### EXERCISE INSTRUCTIONS
Copy out every line of the records where the string "название" occurs.

Saved data entries:
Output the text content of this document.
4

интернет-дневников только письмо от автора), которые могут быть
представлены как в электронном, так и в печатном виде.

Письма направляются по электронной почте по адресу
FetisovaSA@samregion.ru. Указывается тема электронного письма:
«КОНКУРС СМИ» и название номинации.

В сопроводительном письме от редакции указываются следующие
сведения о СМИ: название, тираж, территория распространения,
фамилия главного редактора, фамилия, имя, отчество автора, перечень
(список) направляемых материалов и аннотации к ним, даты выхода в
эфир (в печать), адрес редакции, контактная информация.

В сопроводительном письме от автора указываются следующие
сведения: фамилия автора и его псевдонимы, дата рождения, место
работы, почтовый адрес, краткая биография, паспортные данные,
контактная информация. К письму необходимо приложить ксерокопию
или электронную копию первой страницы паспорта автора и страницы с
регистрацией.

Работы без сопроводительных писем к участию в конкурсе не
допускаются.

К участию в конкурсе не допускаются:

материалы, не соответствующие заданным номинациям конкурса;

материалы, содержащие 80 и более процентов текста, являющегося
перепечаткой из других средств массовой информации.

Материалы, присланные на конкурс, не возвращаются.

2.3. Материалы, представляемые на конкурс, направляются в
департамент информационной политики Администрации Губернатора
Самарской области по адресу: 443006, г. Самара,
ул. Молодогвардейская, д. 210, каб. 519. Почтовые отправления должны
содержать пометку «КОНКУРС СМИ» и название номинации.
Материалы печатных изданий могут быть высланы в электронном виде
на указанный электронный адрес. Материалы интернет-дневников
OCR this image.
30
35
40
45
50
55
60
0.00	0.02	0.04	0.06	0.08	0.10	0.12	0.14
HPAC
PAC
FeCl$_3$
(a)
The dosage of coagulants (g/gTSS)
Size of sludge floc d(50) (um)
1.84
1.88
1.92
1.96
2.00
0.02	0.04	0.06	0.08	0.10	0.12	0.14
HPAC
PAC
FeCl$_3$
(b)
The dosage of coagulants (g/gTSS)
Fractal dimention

### THE REPLY
«КОНКУРС СМИ» и название номинации.
сведения о СМИ: название, тираж, территория распространения,
содержать пометку «КОНКУРС СМИ» и название номинации.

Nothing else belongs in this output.